(Dataset items)
▬▬▬▬▬▬▬▬▬▬

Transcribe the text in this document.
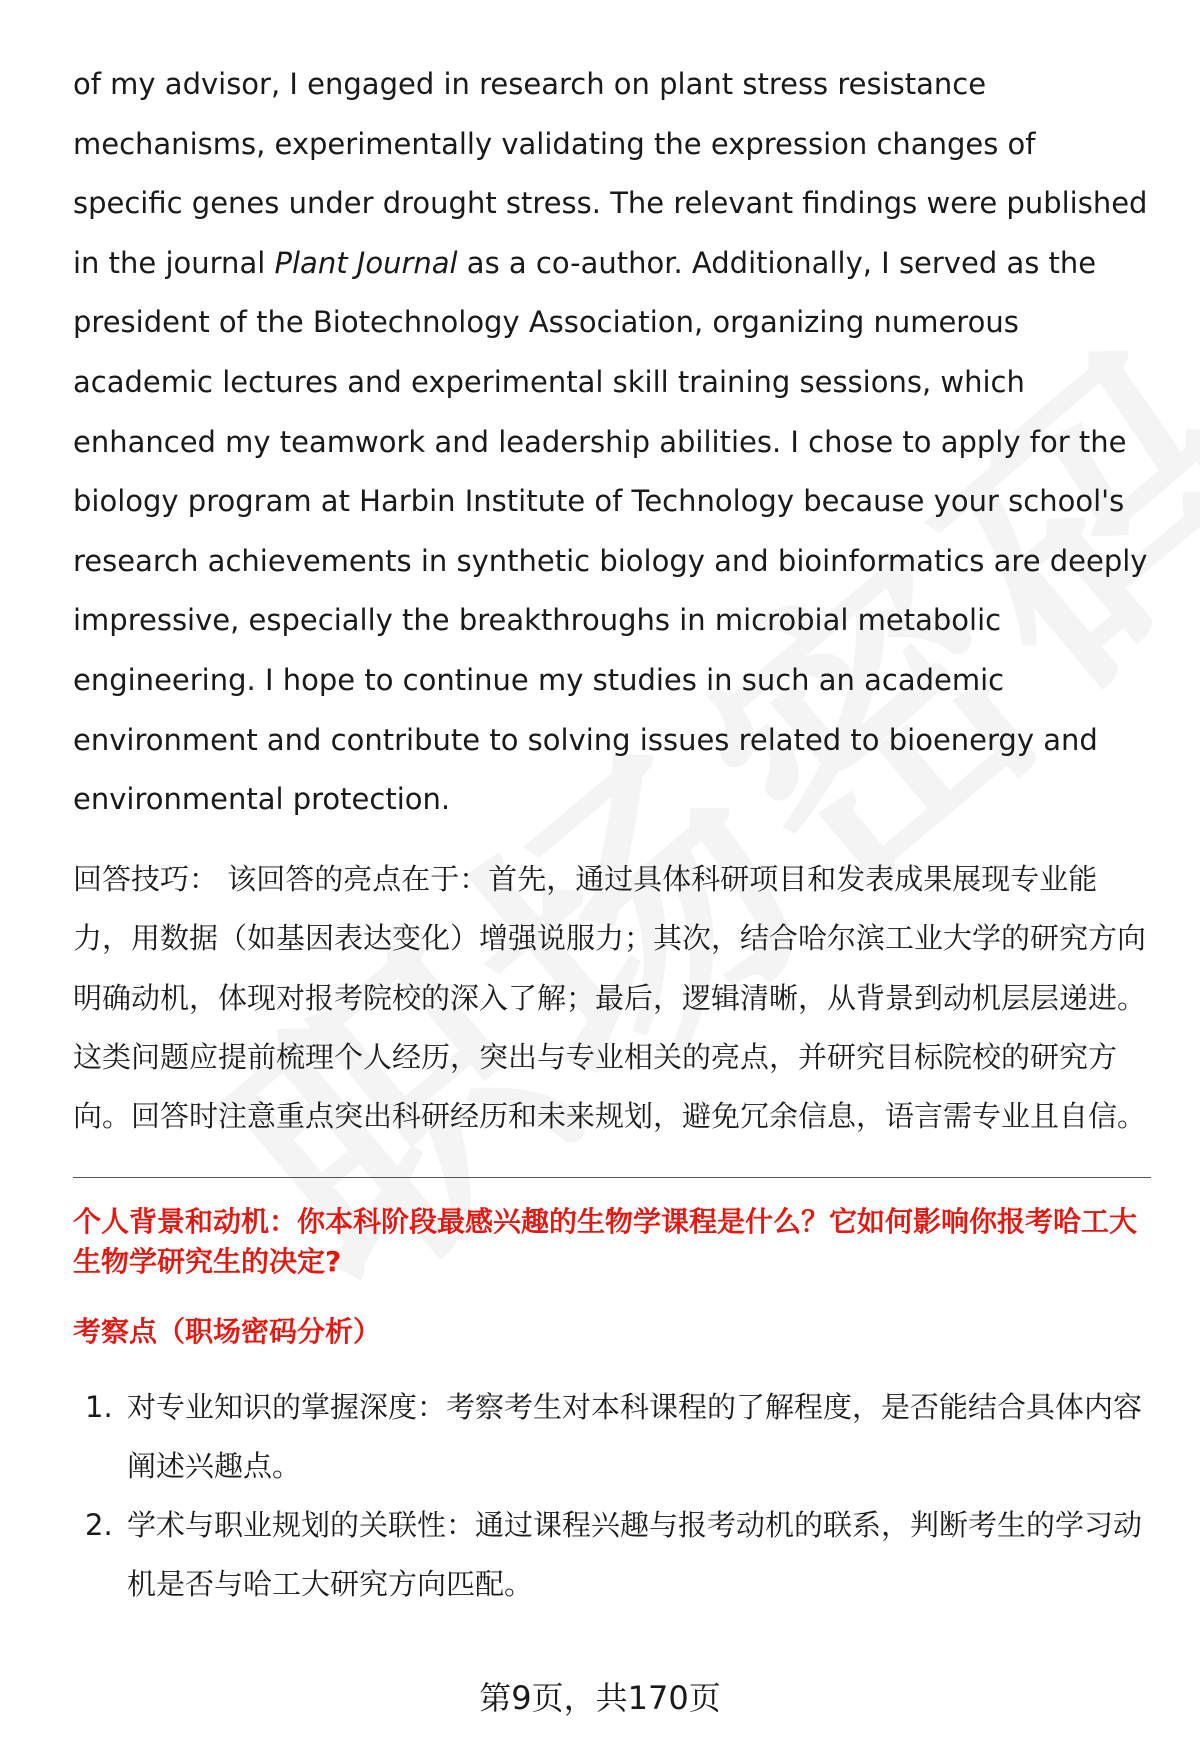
of my advisor, I engaged in research on plant stress resistance mechanisms, experimentally validating the expression changes of specific genes under drought stress. The relevant findings were published in the journal Plant Journal as a co-author. Additionally, I served as the president of the Biotechnology Association, organizing numerous academic lectures and experimental skill training sessions, which enhanced my teamwork and leadership abilities. I chose to apply for the biology program at Harbin Institute of Technology because your school's research achievements in synthetic biology and bioinformatics are deeply impressive, especially the breakthroughs in microbial metabolic engineering. I hope to continue my studies in such an academic environment and contribute to solving issues related to bioenergy and environmental protection.

回答技巧： 该回答的亮点在于：首先，通过具体科研项目和发表成果展现专业能力，用数据（如基因表达变化）增强说服力；其次，结合哈尔滨工业大学的研究方向明确动机，体现对报考院校的深入了解；最后，逻辑清晰，从背景到动机层层递进。这类问题应提前梳理个人经历，突出与专业相关的亮点，并研究目标院校的研究方向。回答时注意重点突出科研经历和未来规划，避免冗余信息，语言需专业且自信。

个人背景和动机：你本科阶段最感兴趣的生物学课程是什么？它如何影响你报考哈工大生物学研究生的决定?

考察点（职场密码分析）

1. 对专业知识的掌握深度：考察考生对本科课程的了解程度，是否能结合具体内容阐述兴趣点。
2. 学术与职业规划的关联性：通过课程兴趣与报考动机的联系，判断考生的学习动机是否与哈工大研究方向匹配。
第9页，共170页
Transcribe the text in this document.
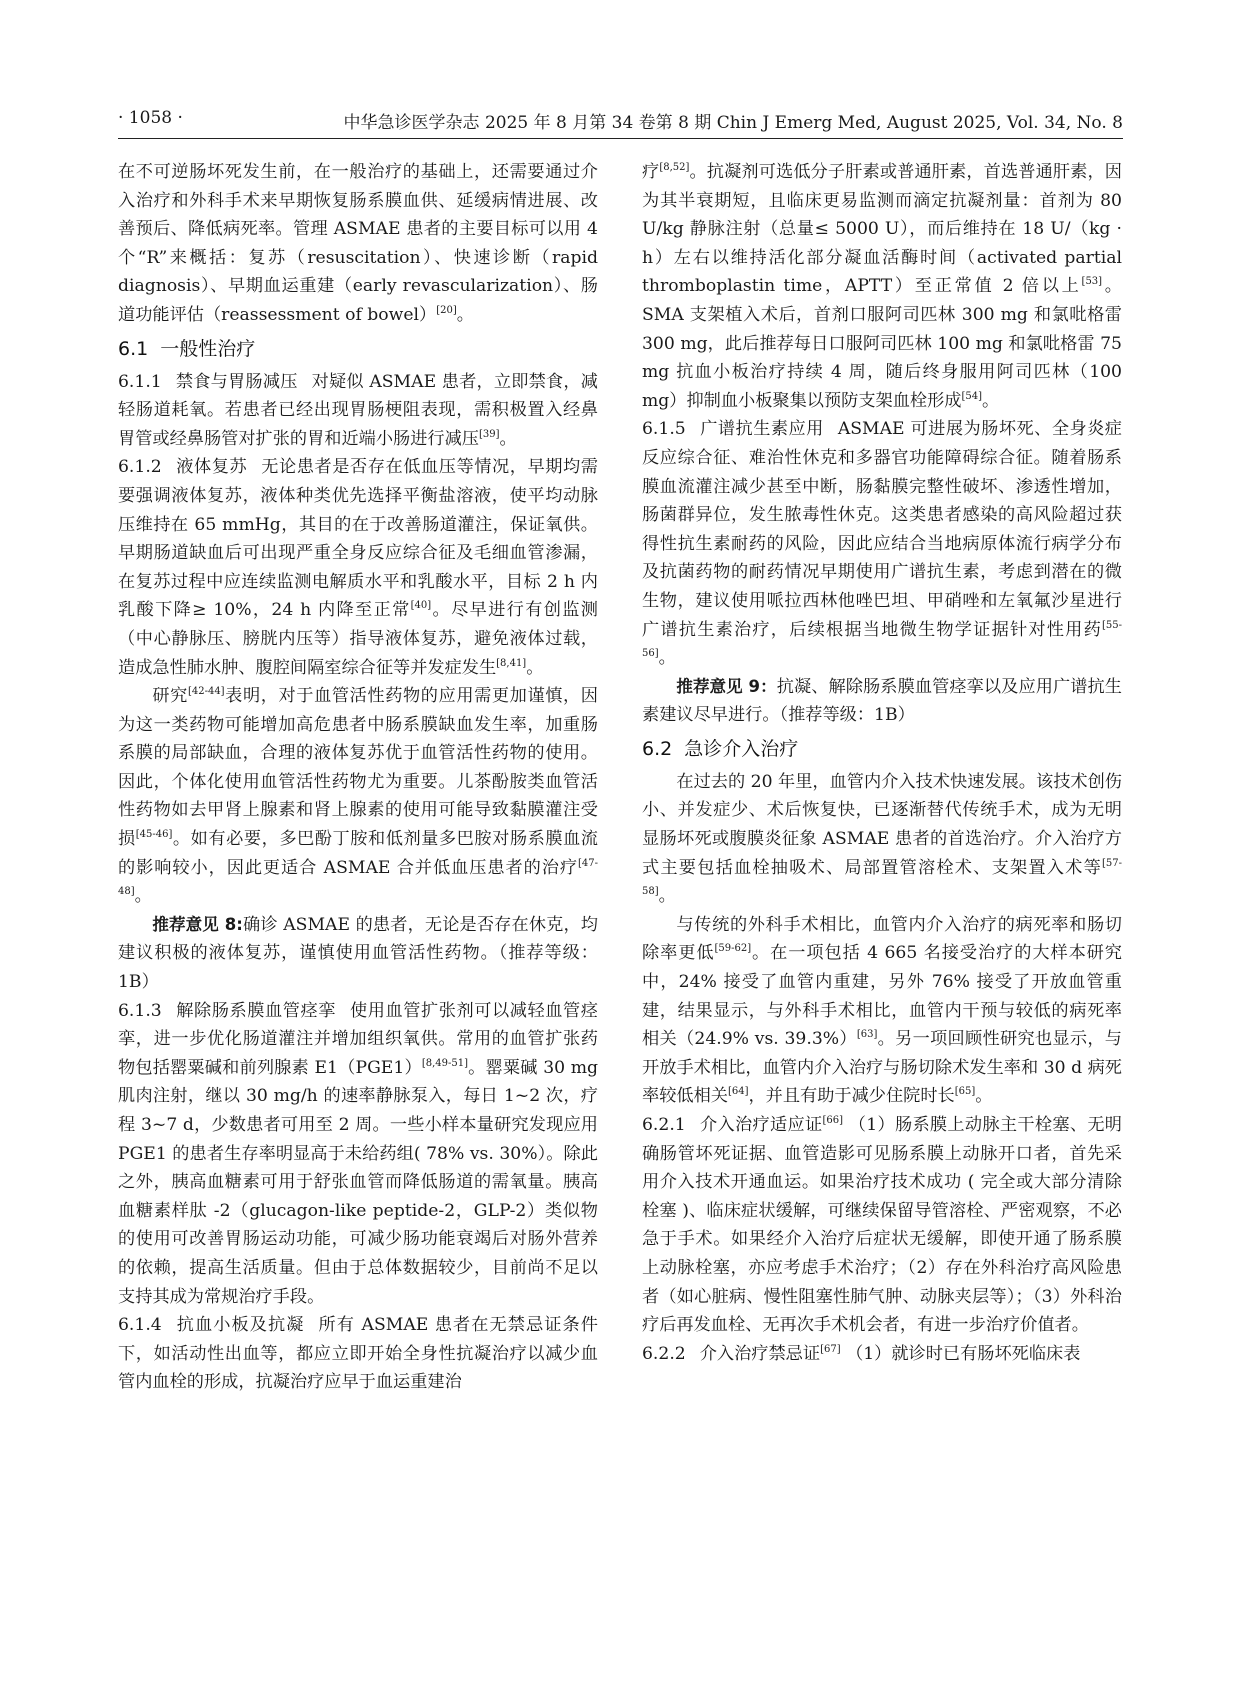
· 1058 ·	中华急诊医学杂志 2025 年 8 月第 34 卷第 8 期 Chin J Emerg Med, August 2025, Vol. 34, No. 8

在不可逆肠坏死发生前，在一般治疗的基础上，还需要通过介入治疗和外科手术来早期恢复肠系膜血供、延缓病情进展、改善预后、降低病死率。管理 ASMAE 患者的主要目标可以用 4 个“R”来概括：复苏（resuscitation）、快速诊断（rapid diagnosis）、早期血运重建（early revascularization）、肠道功能评估（reassessment of bowel）[20]。

6.1 一般性治疗

6.1.1 禁食与胃肠减压 对疑似 ASMAE 患者，立即禁食，减轻肠道耗氧。若患者已经出现胃肠梗阻表现，需积极置入经鼻胃管或经鼻肠管对扩张的胃和近端小肠进行减压[39]。

6.1.2 液体复苏 无论患者是否存在低血压等情况，早期均需要强调液体复苏，液体种类优先选择平衡盐溶液，使平均动脉压维持在 65 mmHg，其目的在于改善肠道灌注，保证氧供。早期肠道缺血后可出现严重全身反应综合征及毛细血管渗漏，在复苏过程中应连续监测电解质水平和乳酸水平，目标 2 h 内乳酸下降≥ 10%，24 h 内降至正常[40]。尽早进行有创监测（中心静脉压、膀胱内压等）指导液体复苏，避免液体过载，造成急性肺水肿、腹腔间隔室综合征等并发症发生[8,41]。

研究[42-44]表明，对于血管活性药物的应用需更加谨慎，因为这一类药物可能增加高危患者中肠系膜缺血发生率，加重肠系膜的局部缺血，合理的液体复苏优于血管活性药物的使用。因此，个体化使用血管活性药物尤为重要。儿茶酚胺类血管活性药物如去甲肾上腺素和肾上腺素的使用可能导致黏膜灌注受损[45-46]。如有必要，多巴酚丁胺和低剂量多巴胺对肠系膜血流的影响较小，因此更适合 ASMAE 合并低血压患者的治疗[47-48]。

推荐意见 8:确诊 ASMAE 的患者，无论是否存在休克，均建议积极的液体复苏，谨慎使用血管活性药物。（推荐等级：1B）

6.1.3 解除肠系膜血管痉挛 使用血管扩张剂可以减轻血管痉挛，进一步优化肠道灌注并增加组织氧供。常用的血管扩张药物包括罂粟碱和前列腺素 E1（PGE1）[8,49-51]。罂粟碱 30 mg 肌肉注射，继以 30 mg/h 的速率静脉泵入，每日 1~2 次，疗程 3~7 d，少数患者可用至 2 周。一些小样本量研究发现应用 PGE1 的患者生存率明显高于未给药组( 78% vs. 30%）。除此之外，胰高血糖素可用于舒张血管而降低肠道的需氧量。胰高血糖素样肽 -2（glucagon-like peptide-2，GLP-2）类似物的使用可改善胃肠运动功能，可减少肠功能衰竭后对肠外营养的依赖，提高生活质量。但由于总体数据较少，目前尚不足以支持其成为常规治疗手段。

6.1.4 抗血小板及抗凝 所有 ASMAE 患者在无禁忌证条件下，如活动性出血等，都应立即开始全身性抗凝治疗以减少血管内血栓的形成，抗凝治疗应早于血运重建治

疗[8,52]。抗凝剂可选低分子肝素或普通肝素，首选普通肝素，因为其半衰期短，且临床更易监测而滴定抗凝剂量：首剂为 80 U/kg 静脉注射（总量≤ 5000 U），而后维持在 18 U/（kg · h）左右以维持活化部分凝血活酶时间（activated partial thromboplastin time，APTT）至正常值 2 倍以上[53]。SMA 支架植入术后，首剂口服阿司匹林 300 mg 和氯吡格雷 300 mg，此后推荐每日口服阿司匹林 100 mg 和氯吡格雷 75 mg 抗血小板治疗持续 4 周，随后终身服用阿司匹林（100 mg）抑制血小板聚集以预防支架血栓形成[54]。

6.1.5 广谱抗生素应用 ASMAE 可进展为肠坏死、全身炎症反应综合征、难治性休克和多器官功能障碍综合征。随着肠系膜血流灌注减少甚至中断，肠黏膜完整性破坏、渗透性增加，肠菌群异位，发生脓毒性休克。这类患者感染的高风险超过获得性抗生素耐药的风险，因此应结合当地病原体流行病学分布及抗菌药物的耐药情况早期使用广谱抗生素，考虑到潜在的微生物，建议使用哌拉西林他唑巴坦、甲硝唑和左氧氟沙星进行广谱抗生素治疗，后续根据当地微生物学证据针对性用药[55-56]。

推荐意见 9：抗凝、解除肠系膜血管痉挛以及应用广谱抗生素建议尽早进行。（推荐等级：1B）

6.2 急诊介入治疗

在过去的 20 年里，血管内介入技术快速发展。该技术创伤小、并发症少、术后恢复快，已逐渐替代传统手术，成为无明显肠坏死或腹膜炎征象 ASMAE 患者的首选治疗。介入治疗方式主要包括血栓抽吸术、局部置管溶栓术、支架置入术等[57-58]。

与传统的外科手术相比，血管内介入治疗的病死率和肠切除率更低[59-62]。在一项包括 4 665 名接受治疗的大样本研究中，24% 接受了血管内重建，另外 76% 接受了开放血管重建，结果显示，与外科手术相比，血管内干预与较低的病死率相关（24.9% vs. 39.3%）[63]。另一项回顾性研究也显示，与开放手术相比，血管内介入治疗与肠切除术发生率和 30 d 病死率较低相关[64]，并且有助于减少住院时长[65]。

6.2.1 介入治疗适应证[66] （1）肠系膜上动脉主干栓塞、无明确肠管坏死证据、血管造影可见肠系膜上动脉开口者，首先采用介入技术开通血运。如果治疗技术成功 ( 完全或大部分清除栓塞 )、临床症状缓解，可继续保留导管溶栓、严密观察，不必急于手术。如果经介入治疗后症状无缓解，即使开通了肠系膜上动脉栓塞，亦应考虑手术治疗；（2）存在外科治疗高风险患者（如心脏病、慢性阻塞性肺气肿、动脉夹层等）；（3）外科治疗后再发血栓、无再次手术机会者，有进一步治疗价值者。

6.2.2 介入治疗禁忌证[67] （1）就诊时已有肠坏死临床表
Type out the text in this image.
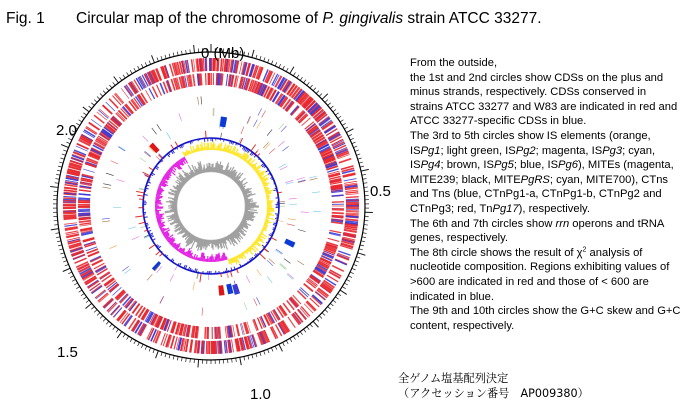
Fig. 1 Circular map of the chromosome of P. gingivalis strain ATCC 33277.
0 (Mb)
0.5
1.0
1.5
2.0

From the outside,

the 1st and 2nd circles show CDSs on the plus and minus strands, respectively. CDSs conserved in strains ATCC 33277 and W83 are indicated in red and ATCC 33277-specific CDSs in blue.

The 3rd to 5th circles show IS elements (orange, ISPg1; light green, ISPg2; magenta, ISPg3; cyan, ISPg4; brown, ISPg5; blue, ISPg6), MITEs (magenta, MITE239; black, MITEPgRS; cyan, MITE700), CTns and Tns (blue, CTnPg1-a, CTnPg1-b, CTnPg2 and CTnPg3; red, TnPg17), respectively.

The 6th and 7th circles show rrn operons and tRNA genes, respectively.

The 8th circle shows the result of $\chi^2$ analysis of nucleotide composition. Regions exhibiting values of >600 are indicated in red and those of < 600 are indicated in blue.

The 9th and 10th circles show the G+C skew and G+C content, respectively.

全ゲノム塩基配列決定
（アクセッション番号　AP009380）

▬▬▬▬▬▬▬▬▬▬

# [INSTRUCTIONS FOR THE TASK]
Reply with nothing but the count of lines in the entries above that contain "推荐等级".

# [YOUR SOLUTION]
2